━━ Record set

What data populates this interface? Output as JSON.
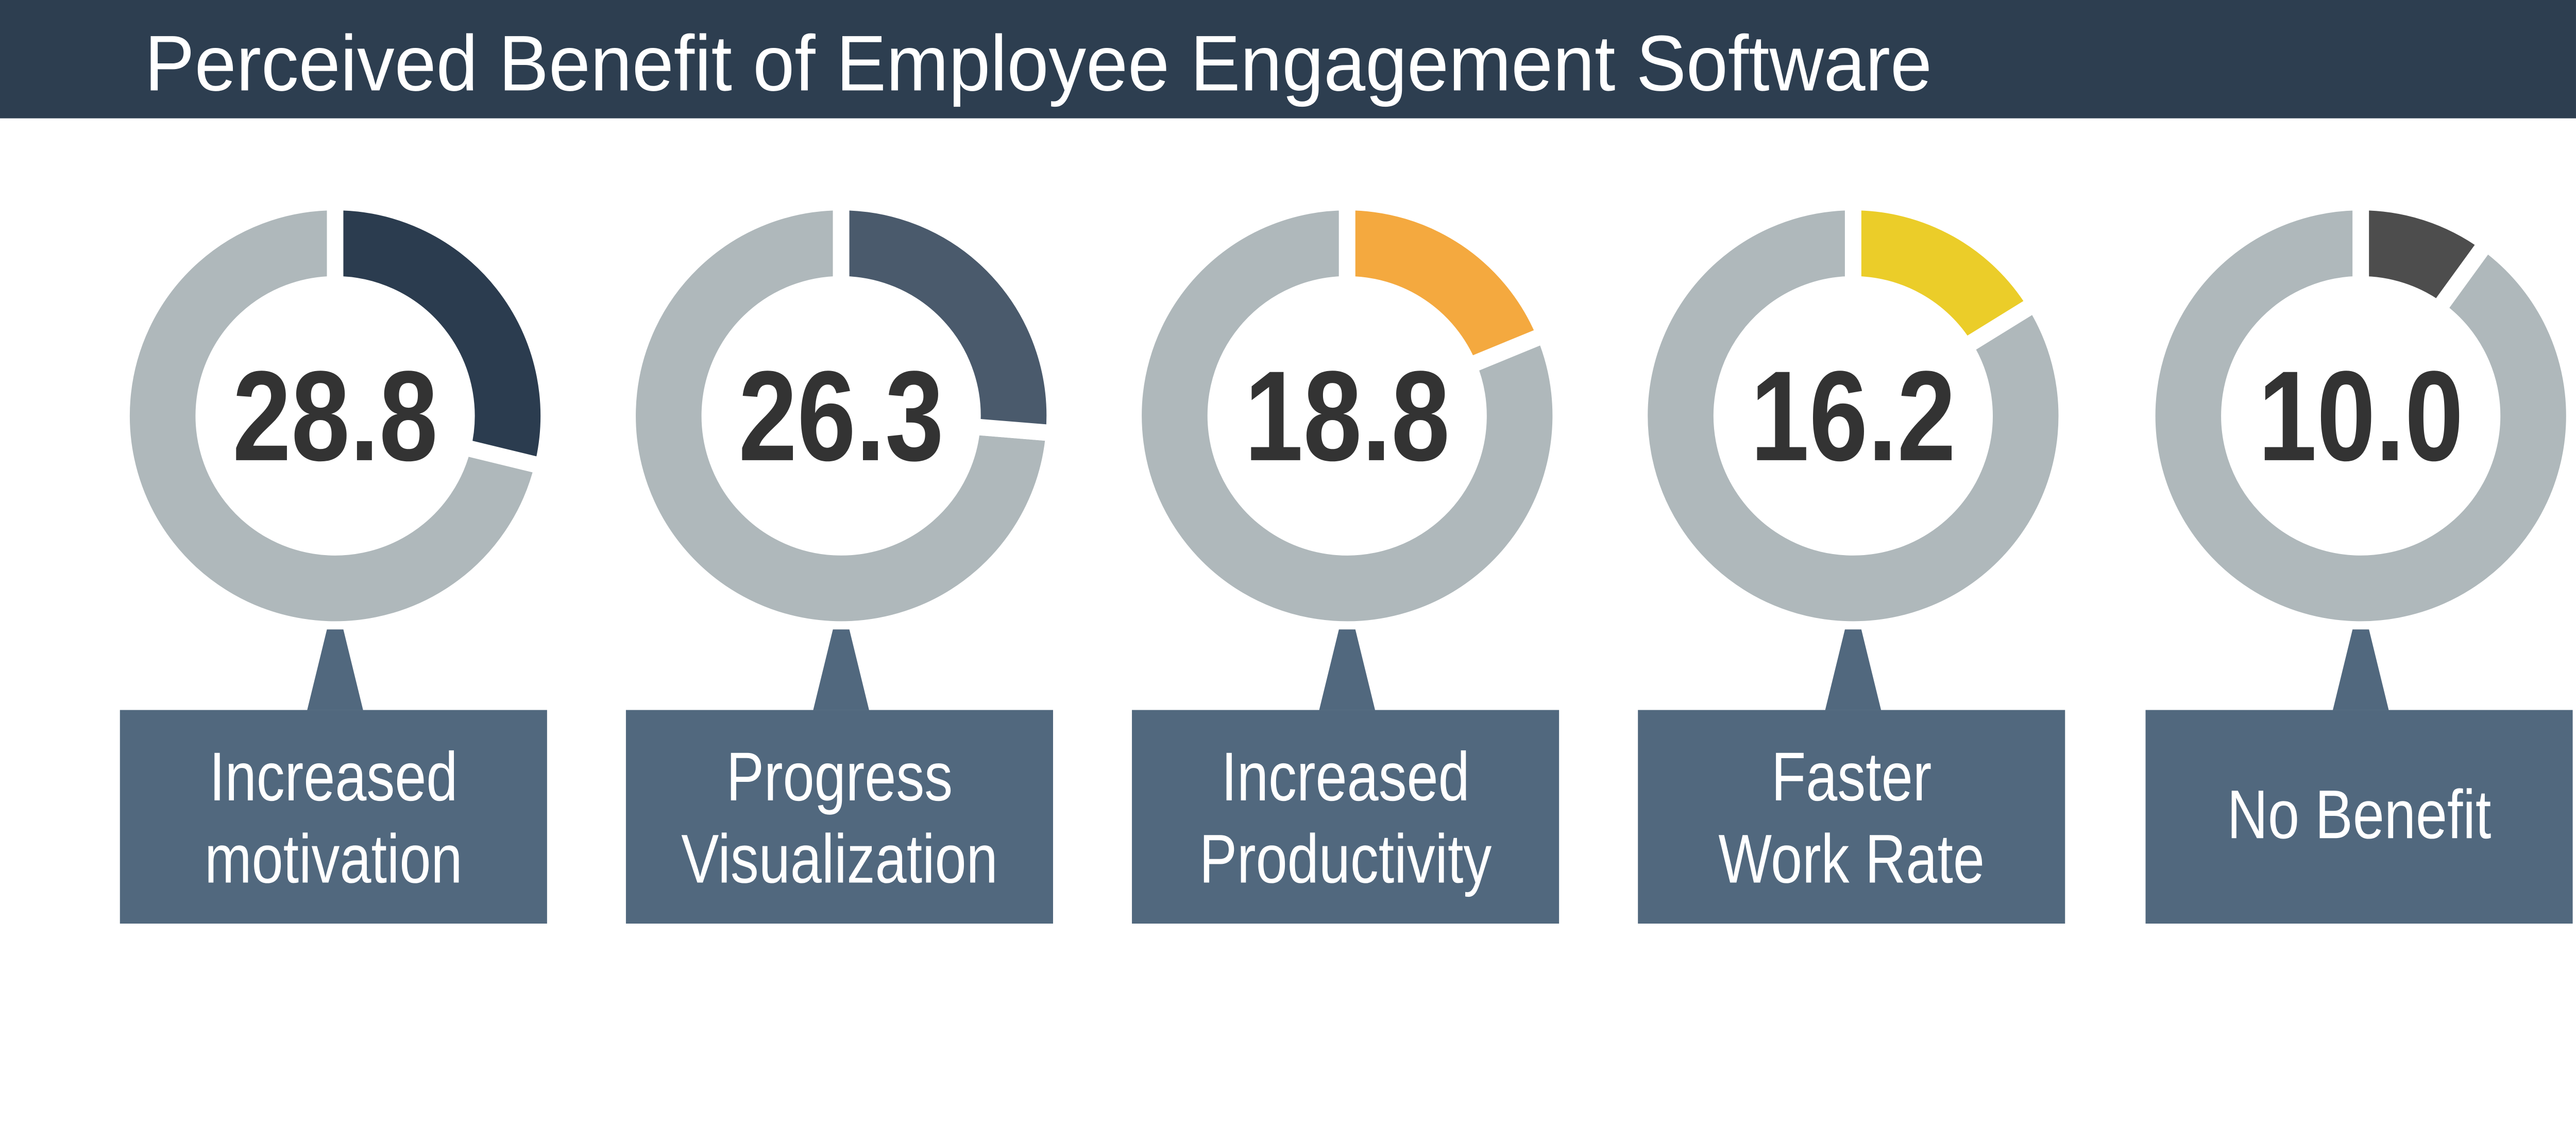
{
  "chart_data": {
    "type": "donut",
    "title": "Perceived Benefit of Employee Engagement Software",
    "unit": "%",
    "categories": [
      [
        "Increased",
        "motivation"
      ],
      [
        "Progress",
        "Visualization"
      ],
      [
        "Increased",
        "Productivity"
      ],
      [
        "Faster",
        "Work Rate"
      ],
      [
        "No Benefit"
      ]
    ],
    "values": [
      28.8,
      26.3,
      18.8,
      16.2,
      10.0
    ],
    "value_labels": [
      "28.8",
      "26.3",
      "18.8",
      "16.2",
      "10.0"
    ],
    "colors": [
      "#2b3c4f",
      "#4a5a6c",
      "#f4a93f",
      "#ebcd29",
      "#4d4d4d"
    ],
    "remainder_color": "#afb8bb",
    "header_color": "#2d3e50",
    "label_box_color": "#51687e"
  }
}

━━━━

[Exercise brief]: Print out the whole of the material word for word, without pictures.

[Response to the exercise]:
What data populates this interface? Output as JSON.
{
  "chart_data": {
    "type": "donut",
    "title": "Perceived Benefit of Employee Engagement Software",
    "unit": "%",
    "categories": [
      [
        "Increased",
        "motivation"
      ],
      [
        "Progress",
        "Visualization"
      ],
      [
        "Increased",
        "Productivity"
      ],
      [
        "Faster",
        "Work Rate"
      ],
      [
        "No Benefit"
      ]
    ],
    "values": [
      28.8,
      26.3,
      18.8,
      16.2,
      10.0
    ],
    "value_labels": [
      "28.8",
      "26.3",
      "18.8",
      "16.2",
      "10.0"
    ],
    "colors": [
      "#2b3c4f",
      "#4a5a6c",
      "#f4a93f",
      "#ebcd29",
      "#4d4d4d"
    ],
    "remainder_color": "#afb8bb",
    "header_color": "#2d3e50",
    "label_box_color": "#51687e"
  }
}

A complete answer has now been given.